Task item A
According to the passage on Loesch's right-wing argument, in what year did the second restoration of the French monarchy take place?
Task item B
In the passage on Loesch's right-wing argument, which philosophies does the cited article say "right-wing" includes? List them all.
Task item C
Please write the next paragraph of the passage on Loesch's right-wing argument, picking up after its final sentence.

Supplied passage
******

Loesch's argument rests upon a small passage from Wikipedia. One might think that someone trying to explain the definition of a word might consult dictionaries that, you know, provide definitions for words, but we're not dealing with people who are in any way tethered to reality here. We should just be happy she didn't cite Gateway Pundit. Anyway, the Wikipedia passage states the following:
The terms Right and Left were coined during the French Revolution, referring to seating arrangements in parliament; those who sat on the right supported preserving the institutions of the Ancien Régime (the monarchy, the aristocracy and the established church). Use of the term “Right” became more prominent after the second restoration of the French monarchy in 1815 with the Ultra-royalists.From this, she somehow infers the following:
Using Norway’s government as an example: Norway is ruled by the Labour Party, a socialist party, and is affiliated with the Party of European Socialists. The Labour Party embraces the Keynesian economic theory and more centralized state control. This, according to the proper definition of the term “right wing,” would classify not only Norway’s socialist Labour Party as “right wing,” but would also classify America’s Democratic Socialists as “right wing.” Nazis, officially the National Socialist Party, would be correctly classified as “right wing.” Ideologies which oppose such heavy-handed government control would be accurately considered “left-wing.”It's honestly hard to even know where to begin with such a ridiculous argument. First of all, she's not even capable of reading and understanding the full Wikipedia article, and instead relies on cherry-picking quotes. For example, the same article she cites says that "right-wing" is defined in opposition to "socialism or social democracy" and includes the philosophies of, "conservatism, Christian democracy, liberalism, libertarianism, and nationalism." These considerations, of course, point to the exact opposite of the conclusion she draws. But Loesch can't even settle for cherry-picking her quotes: she also selectively ignores parts of the passages that she does quote. Out of all the various characteristics of the original "right," she chooses just one property, "heavy-handed government control," as the only relevant defining feature. The fact that pretty much no one else took that to be the only defining feature seems irrelevant to her. One gets the impression that if she had seen a painting of someone on the "right" from France with long hair, she would have declared that the correct definition of "right-wing" means 'long hairs," and would have been happy to label anyone who disagrees with her as "historically ignorant."

******

Excerpted records
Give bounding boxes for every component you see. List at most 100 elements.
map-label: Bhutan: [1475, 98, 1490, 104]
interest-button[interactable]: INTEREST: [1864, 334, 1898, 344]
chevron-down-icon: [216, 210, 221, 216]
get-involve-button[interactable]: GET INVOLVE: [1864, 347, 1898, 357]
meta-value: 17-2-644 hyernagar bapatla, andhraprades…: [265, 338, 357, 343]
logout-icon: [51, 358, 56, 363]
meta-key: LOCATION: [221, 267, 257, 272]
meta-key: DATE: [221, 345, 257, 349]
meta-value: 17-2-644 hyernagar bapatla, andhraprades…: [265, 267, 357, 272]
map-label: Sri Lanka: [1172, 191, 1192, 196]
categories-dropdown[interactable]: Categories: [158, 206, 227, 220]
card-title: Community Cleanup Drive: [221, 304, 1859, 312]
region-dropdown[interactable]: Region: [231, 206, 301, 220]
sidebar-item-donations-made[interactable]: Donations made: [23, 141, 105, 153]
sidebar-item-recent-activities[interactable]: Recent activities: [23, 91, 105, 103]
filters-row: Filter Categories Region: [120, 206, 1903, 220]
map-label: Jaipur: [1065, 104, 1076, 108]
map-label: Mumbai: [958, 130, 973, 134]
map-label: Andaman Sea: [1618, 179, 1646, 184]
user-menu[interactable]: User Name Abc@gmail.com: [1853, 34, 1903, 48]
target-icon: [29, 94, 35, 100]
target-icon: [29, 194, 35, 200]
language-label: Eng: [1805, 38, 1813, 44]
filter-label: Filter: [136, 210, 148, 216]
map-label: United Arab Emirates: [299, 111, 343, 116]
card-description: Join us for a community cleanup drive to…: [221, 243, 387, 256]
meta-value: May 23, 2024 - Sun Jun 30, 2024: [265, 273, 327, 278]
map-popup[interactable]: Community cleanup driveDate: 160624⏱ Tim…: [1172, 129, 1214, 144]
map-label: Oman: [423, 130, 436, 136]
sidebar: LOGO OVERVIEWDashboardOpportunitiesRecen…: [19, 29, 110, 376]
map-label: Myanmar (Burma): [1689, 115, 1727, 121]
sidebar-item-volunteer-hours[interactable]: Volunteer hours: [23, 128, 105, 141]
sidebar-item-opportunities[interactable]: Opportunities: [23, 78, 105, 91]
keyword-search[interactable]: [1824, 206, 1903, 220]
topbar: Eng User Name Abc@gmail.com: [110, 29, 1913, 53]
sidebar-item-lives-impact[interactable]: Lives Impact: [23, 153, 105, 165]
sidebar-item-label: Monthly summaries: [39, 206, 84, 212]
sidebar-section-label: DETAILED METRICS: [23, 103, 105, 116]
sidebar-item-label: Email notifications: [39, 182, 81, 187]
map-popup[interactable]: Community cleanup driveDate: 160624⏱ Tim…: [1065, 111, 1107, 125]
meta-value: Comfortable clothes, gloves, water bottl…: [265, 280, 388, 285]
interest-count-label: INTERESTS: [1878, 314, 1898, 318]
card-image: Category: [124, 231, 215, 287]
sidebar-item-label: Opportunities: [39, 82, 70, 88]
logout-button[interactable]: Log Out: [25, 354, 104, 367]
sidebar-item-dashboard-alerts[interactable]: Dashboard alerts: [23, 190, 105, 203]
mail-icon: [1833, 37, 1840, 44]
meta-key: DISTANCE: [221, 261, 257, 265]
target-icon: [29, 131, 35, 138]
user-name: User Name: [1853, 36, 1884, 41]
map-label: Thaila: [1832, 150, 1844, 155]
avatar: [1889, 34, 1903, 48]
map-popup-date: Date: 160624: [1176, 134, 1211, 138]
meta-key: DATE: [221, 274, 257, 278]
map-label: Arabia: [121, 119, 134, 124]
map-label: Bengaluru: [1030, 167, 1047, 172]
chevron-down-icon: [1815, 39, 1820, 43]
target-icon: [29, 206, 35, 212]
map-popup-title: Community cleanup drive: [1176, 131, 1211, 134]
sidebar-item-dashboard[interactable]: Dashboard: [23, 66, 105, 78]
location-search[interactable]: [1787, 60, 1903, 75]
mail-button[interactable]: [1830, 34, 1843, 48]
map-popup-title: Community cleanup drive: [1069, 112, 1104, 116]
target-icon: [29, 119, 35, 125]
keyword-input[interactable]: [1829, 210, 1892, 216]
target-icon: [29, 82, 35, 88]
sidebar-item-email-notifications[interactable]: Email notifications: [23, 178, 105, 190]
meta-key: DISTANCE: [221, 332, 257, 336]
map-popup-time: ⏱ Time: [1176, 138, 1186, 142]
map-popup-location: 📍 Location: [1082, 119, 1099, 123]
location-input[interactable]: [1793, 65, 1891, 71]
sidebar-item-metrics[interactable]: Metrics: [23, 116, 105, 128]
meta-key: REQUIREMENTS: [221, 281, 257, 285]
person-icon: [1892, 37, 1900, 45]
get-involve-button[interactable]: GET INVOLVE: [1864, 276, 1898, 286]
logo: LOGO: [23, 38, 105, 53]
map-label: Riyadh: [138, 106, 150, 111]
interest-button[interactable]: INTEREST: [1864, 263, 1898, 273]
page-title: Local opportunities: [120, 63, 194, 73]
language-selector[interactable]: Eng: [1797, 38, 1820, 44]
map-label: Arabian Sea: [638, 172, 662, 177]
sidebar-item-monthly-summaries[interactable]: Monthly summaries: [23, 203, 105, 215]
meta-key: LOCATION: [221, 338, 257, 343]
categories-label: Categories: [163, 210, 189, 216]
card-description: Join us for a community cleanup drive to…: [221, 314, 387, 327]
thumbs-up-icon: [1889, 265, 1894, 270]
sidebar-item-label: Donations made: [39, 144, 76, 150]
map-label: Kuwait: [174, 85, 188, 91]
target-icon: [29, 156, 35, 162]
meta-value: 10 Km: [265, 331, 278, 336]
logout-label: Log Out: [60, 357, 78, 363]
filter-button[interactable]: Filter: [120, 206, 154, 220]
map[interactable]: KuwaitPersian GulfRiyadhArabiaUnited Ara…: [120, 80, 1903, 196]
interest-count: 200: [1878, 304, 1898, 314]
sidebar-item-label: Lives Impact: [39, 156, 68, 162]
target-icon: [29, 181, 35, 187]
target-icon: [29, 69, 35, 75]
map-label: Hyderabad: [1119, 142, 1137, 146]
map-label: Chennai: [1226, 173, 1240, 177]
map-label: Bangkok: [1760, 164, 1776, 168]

******

Response area A
1815

Response area B
Conservatism, Christian democracy, liberalism, libertarianism, and nationalism

Response area C
Even if her description of the original term had been correct (it's clearly not), you have to wonder what cave she's been living in to think that the "true meaning" of a term is determined solely by it's original usage. Language and the meaning of words change over time, and claiming that you're using the 1815 definition of a term is a pretty good way to ensure that no one will want to speak with you.
Furthermore, what exactly is the point of Loesch's desperate attempt to rewrite history? The media wasn't calling the apparent shooter "right-wing" because his email address was RightWing178383@aol.com. They called him right wing because his political views lined up with the political views of the far right in the U.S. (and Europe): he's anti-immigrant, anti-Muslim, a Christian fundamentalist, etc. So if the term "right wing" was mistakenly applied to him, then it's also mistakenly applied to a lot of conservatives in the U.S., but this doesn't change the fact that the Oslo shooter's views align more with them than with U.S. liberals. So even if Loesch's revisionary history was correct, it would have zero relevance for the discussion of the guy's politics.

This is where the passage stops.